## Goal
Reproduce all of the rows below verbatim, omitting the pictures from your reply.

━━━ Task inputs

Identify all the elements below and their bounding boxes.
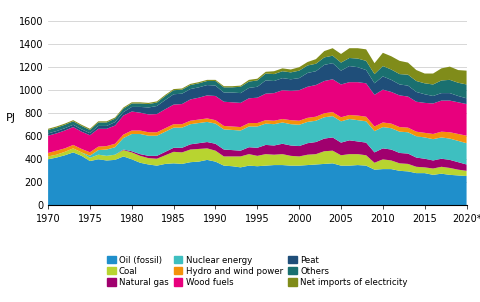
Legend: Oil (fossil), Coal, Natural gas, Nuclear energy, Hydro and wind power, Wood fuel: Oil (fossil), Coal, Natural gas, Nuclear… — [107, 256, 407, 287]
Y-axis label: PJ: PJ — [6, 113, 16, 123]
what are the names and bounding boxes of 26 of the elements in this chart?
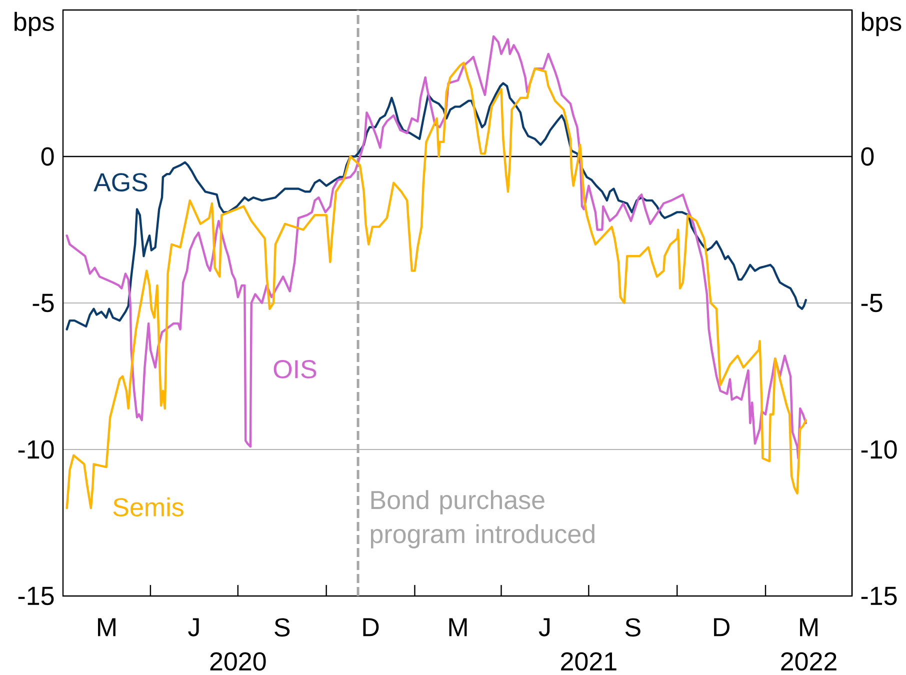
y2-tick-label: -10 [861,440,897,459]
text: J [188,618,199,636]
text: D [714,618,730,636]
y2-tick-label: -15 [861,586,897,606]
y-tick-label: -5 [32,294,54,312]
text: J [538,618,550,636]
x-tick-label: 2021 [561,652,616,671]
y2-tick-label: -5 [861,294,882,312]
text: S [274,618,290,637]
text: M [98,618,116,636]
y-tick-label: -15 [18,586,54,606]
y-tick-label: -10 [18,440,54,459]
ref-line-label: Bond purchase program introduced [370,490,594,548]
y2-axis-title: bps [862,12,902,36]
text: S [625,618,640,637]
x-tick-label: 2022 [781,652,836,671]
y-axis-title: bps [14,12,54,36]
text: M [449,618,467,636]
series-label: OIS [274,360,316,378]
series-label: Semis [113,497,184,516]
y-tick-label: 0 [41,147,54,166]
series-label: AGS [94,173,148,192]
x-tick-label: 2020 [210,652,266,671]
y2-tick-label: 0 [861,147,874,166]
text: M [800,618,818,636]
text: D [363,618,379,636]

━━━━━━

## Output for this exercise
Identify all the elements below and their bounding boxes.
Legend: Oil (fossil), Coal, Natural gas, Nuclear energy, Hydro and wind power, Wood fuel: Oil (fossil), Coal, Natural gas, Nuclear… — [107, 256, 407, 287]
Y-axis label: PJ: PJ — [6, 113, 16, 123]
what are the names and bounding boxes of 26 of the elements in this chart?
y2-tick-label: -10 [861,440,897,459]
text: J [188,618,199,636]
text: D [714,618,730,636]
y2-tick-label: -15 [861,586,897,606]
y-tick-label: -5 [32,294,54,312]
text: J [538,618,550,636]
x-tick-label: 2021 [561,652,616,671]
y2-tick-label: -5 [861,294,882,312]
text: S [274,618,290,637]
text: M [98,618,116,636]
y-tick-label: -15 [18,586,54,606]
y-tick-label: -10 [18,440,54,459]
ref-line-label: Bond purchase program introduced [370,490,594,548]
y2-axis-title: bps [862,12,902,36]
text: S [625,618,640,637]
x-tick-label: 2022 [781,652,836,671]
y-axis-title: bps [14,12,54,36]
text: M [449,618,467,636]
series-label: OIS [274,360,316,378]
series-label: Semis [113,497,184,516]
y-tick-label: 0 [41,147,54,166]
series-label: AGS [94,173,148,192]
x-tick-label: 2020 [210,652,266,671]
y2-tick-label: 0 [861,147,874,166]
text: M [800,618,818,636]
text: D [363,618,379,636]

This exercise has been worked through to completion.